- **BRIEF**
Print out the entries below with no edits.

- **THE DATA**
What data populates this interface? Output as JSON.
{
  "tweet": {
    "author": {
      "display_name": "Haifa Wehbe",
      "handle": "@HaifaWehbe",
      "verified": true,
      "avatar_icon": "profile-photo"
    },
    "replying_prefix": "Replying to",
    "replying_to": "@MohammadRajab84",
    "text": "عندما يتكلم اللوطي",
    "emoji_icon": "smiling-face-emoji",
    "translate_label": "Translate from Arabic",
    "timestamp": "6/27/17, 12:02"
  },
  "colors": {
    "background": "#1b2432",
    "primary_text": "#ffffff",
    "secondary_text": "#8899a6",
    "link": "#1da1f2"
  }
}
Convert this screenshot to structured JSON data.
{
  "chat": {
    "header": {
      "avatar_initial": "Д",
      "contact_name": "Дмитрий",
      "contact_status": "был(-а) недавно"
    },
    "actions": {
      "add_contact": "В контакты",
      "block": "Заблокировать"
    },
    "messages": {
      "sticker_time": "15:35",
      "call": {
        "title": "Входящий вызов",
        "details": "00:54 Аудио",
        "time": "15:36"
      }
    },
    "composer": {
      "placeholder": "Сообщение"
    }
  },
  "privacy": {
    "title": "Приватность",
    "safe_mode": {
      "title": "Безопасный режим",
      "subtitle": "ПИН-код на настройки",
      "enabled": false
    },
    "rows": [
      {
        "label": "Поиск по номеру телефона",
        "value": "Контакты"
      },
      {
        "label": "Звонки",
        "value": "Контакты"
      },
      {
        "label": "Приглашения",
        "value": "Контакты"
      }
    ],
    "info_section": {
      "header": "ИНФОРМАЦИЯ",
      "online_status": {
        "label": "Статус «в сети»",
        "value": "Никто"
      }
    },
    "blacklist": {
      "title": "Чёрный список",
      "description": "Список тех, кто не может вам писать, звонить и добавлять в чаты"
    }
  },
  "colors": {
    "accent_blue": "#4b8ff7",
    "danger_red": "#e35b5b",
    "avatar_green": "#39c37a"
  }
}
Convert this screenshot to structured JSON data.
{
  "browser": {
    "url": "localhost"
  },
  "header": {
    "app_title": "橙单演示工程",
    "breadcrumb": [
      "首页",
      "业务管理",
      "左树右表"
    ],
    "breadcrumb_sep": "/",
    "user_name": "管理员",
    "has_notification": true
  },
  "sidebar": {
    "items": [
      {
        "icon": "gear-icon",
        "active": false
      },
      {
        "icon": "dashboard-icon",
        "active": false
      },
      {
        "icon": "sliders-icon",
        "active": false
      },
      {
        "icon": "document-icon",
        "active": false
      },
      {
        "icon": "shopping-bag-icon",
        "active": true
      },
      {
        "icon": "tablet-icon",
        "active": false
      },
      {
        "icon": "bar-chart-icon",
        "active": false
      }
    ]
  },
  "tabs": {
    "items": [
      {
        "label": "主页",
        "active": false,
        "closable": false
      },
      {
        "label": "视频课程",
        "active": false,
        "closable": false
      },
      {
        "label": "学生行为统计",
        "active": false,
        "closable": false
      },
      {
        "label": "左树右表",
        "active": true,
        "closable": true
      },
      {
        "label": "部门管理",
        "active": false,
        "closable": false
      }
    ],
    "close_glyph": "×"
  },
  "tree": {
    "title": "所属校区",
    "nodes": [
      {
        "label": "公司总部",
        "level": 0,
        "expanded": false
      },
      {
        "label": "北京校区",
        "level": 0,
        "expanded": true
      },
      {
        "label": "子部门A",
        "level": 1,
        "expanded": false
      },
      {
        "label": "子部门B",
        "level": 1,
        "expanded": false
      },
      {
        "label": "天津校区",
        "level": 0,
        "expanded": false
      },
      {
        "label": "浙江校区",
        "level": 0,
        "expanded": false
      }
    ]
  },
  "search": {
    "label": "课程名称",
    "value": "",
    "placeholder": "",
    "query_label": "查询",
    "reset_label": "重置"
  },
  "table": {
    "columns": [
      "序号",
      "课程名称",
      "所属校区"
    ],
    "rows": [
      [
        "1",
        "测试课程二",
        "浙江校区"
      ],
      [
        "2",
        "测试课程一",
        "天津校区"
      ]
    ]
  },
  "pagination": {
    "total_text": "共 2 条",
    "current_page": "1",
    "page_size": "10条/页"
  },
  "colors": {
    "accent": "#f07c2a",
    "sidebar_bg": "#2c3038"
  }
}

- **WRITTEN ANSWER**
What data populates this interface? Output as JSON.
{
  "tweet": {
    "author": {
      "display_name": "Haifa Wehbe",
      "handle": "@HaifaWehbe",
      "verified": true,
      "avatar_icon": "profile-photo"
    },
    "replying_prefix": "Replying to",
    "replying_to": "@MohammadRajab84",
    "text": "عندما يتكلم اللوطي",
    "emoji_icon": "smiling-face-emoji",
    "translate_label": "Translate from Arabic",
    "timestamp": "6/27/17, 12:02"
  },
  "colors": {
    "background": "#1b2432",
    "primary_text": "#ffffff",
    "secondary_text": "#8899a6",
    "link": "#1da1f2"
  }
}
Convert this screenshot to structured JSON data.
{
  "chat": {
    "header": {
      "avatar_initial": "Д",
      "contact_name": "Дмитрий",
      "contact_status": "был(-а) недавно"
    },
    "actions": {
      "add_contact": "В контакты",
      "block": "Заблокировать"
    },
    "messages": {
      "sticker_time": "15:35",
      "call": {
        "title": "Входящий вызов",
        "details": "00:54 Аудио",
        "time": "15:36"
      }
    },
    "composer": {
      "placeholder": "Сообщение"
    }
  },
  "privacy": {
    "title": "Приватность",
    "safe_mode": {
      "title": "Безопасный режим",
      "subtitle": "ПИН-код на настройки",
      "enabled": false
    },
    "rows": [
      {
        "label": "Поиск по номеру телефона",
        "value": "Контакты"
      },
      {
        "label": "Звонки",
        "value": "Контакты"
      },
      {
        "label": "Приглашения",
        "value": "Контакты"
      }
    ],
    "info_section": {
      "header": "ИНФОРМАЦИЯ",
      "online_status": {
        "label": "Статус «в сети»",
        "value": "Никто"
      }
    },
    "blacklist": {
      "title": "Чёрный список",
      "description": "Список тех, кто не может вам писать, звонить и добавлять в чаты"
    }
  },
  "colors": {
    "accent_blue": "#4b8ff7",
    "danger_red": "#e35b5b",
    "avatar_green": "#39c37a"
  }
}
Convert this screenshot to structured JSON data.
{
  "browser": {
    "url": "localhost"
  },
  "header": {
    "app_title": "橙单演示工程",
    "breadcrumb": [
      "首页",
      "业务管理",
      "左树右表"
    ],
    "breadcrumb_sep": "/",
    "user_name": "管理员",
    "has_notification": true
  },
  "sidebar": {
    "items": [
      {
        "icon": "gear-icon",
        "active": false
      },
      {
        "icon": "dashboard-icon",
        "active": false
      },
      {
        "icon": "sliders-icon",
        "active": false
      },
      {
        "icon": "document-icon",
        "active": false
      },
      {
        "icon": "shopping-bag-icon",
        "active": true
      },
      {
        "icon": "tablet-icon",
        "active": false
      },
      {
        "icon": "bar-chart-icon",
        "active": false
      }
    ]
  },
  "tabs": {
    "items": [
      {
        "label": "主页",
        "active": false,
        "closable": false
      },
      {
        "label": "视频课程",
        "active": false,
        "closable": false
      },
      {
        "label": "学生行为统计",
        "active": false,
        "closable": false
      },
      {
        "label": "左树右表",
        "active": true,
        "closable": true
      },
      {
        "label": "部门管理",
        "active": false,
        "closable": false
      }
    ],
    "close_glyph": "×"
  },
  "tree": {
    "title": "所属校区",
    "nodes": [
      {
        "label": "公司总部",
        "level": 0,
        "expanded": false
      },
      {
        "label": "北京校区",
        "level": 0,
        "expanded": true
      },
      {
        "label": "子部门A",
        "level": 1,
        "expanded": false
      },
      {
        "label": "子部门B",
        "level": 1,
        "expanded": false
      },
      {
        "label": "天津校区",
        "level": 0,
        "expanded": false
      },
      {
        "label": "浙江校区",
        "level": 0,
        "expanded": false
      }
    ]
  },
  "search": {
    "label": "课程名称",
    "value": "",
    "placeholder": "",
    "query_label": "查询",
    "reset_label": "重置"
  },
  "table": {
    "columns": [
      "序号",
      "课程名称",
      "所属校区"
    ],
    "rows": [
      [
        "1",
        "测试课程二",
        "浙江校区"
      ],
      [
        "2",
        "测试课程一",
        "天津校区"
      ]
    ]
  },
  "pagination": {
    "total_text": "共 2 条",
    "current_page": "1",
    "page_size": "10条/页"
  },
  "colors": {
    "accent": "#f07c2a",
    "sidebar_bg": "#2c3038"
  }
}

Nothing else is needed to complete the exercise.